TASK STATEMENT — From the entries provided below, copy each line that contains the word "величина".

THE RECORDS —

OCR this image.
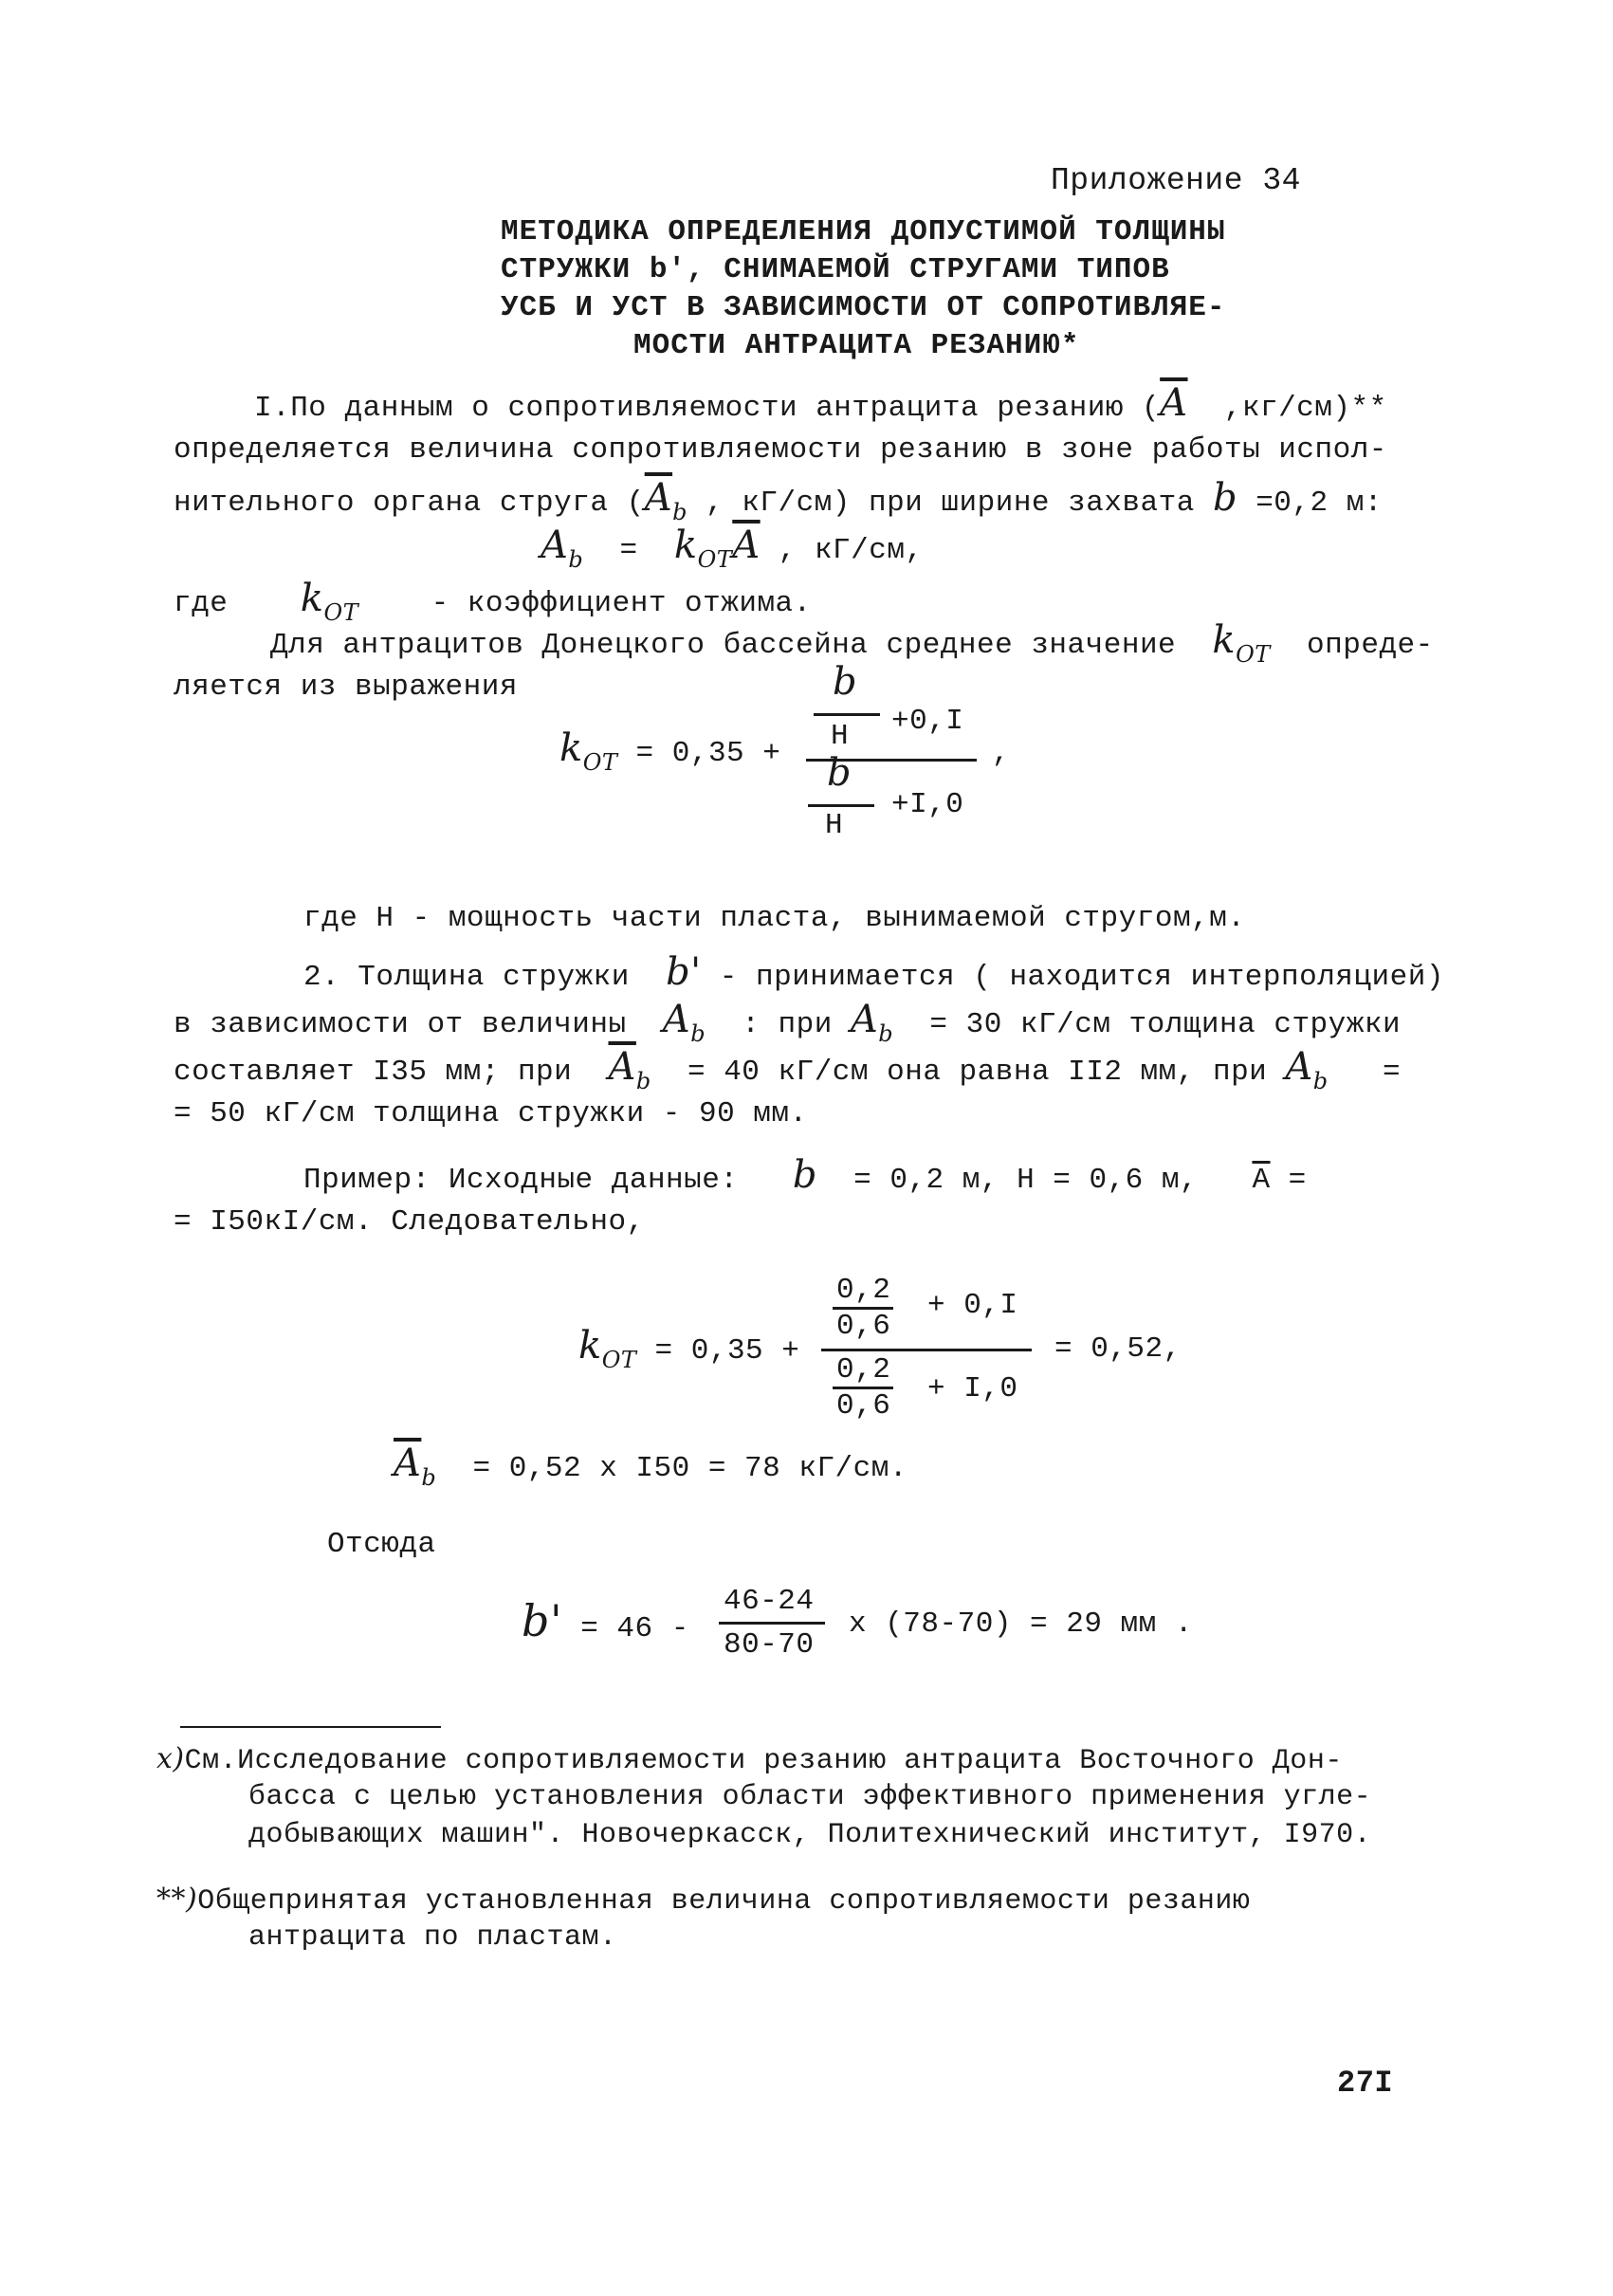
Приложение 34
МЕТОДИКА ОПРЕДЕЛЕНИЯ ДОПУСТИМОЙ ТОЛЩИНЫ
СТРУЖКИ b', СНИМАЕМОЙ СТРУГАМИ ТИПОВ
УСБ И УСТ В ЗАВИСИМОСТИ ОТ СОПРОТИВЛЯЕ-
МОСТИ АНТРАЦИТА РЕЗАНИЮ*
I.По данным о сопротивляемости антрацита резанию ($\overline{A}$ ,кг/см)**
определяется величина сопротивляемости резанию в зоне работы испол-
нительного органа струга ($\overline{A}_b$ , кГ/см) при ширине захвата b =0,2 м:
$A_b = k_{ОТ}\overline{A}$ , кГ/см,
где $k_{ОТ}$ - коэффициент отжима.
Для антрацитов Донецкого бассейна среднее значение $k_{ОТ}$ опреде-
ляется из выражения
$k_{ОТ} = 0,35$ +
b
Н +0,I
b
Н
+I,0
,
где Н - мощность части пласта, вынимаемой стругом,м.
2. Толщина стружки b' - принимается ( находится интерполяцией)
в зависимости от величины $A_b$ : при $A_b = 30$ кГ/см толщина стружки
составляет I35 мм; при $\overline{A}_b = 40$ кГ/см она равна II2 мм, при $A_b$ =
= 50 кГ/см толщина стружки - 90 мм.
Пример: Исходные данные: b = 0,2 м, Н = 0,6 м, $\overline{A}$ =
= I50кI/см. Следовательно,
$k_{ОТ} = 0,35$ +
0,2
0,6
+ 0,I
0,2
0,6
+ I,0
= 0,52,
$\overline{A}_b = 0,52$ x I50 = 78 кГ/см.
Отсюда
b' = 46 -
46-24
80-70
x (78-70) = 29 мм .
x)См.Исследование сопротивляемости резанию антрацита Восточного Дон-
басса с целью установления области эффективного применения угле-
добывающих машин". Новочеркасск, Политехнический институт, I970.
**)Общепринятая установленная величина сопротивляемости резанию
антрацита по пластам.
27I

TASK RESPONSE —
определяется величина сопротивляемости резанию в зоне работы испол-
**)Общепринятая установленная величина сопротивляемости резанию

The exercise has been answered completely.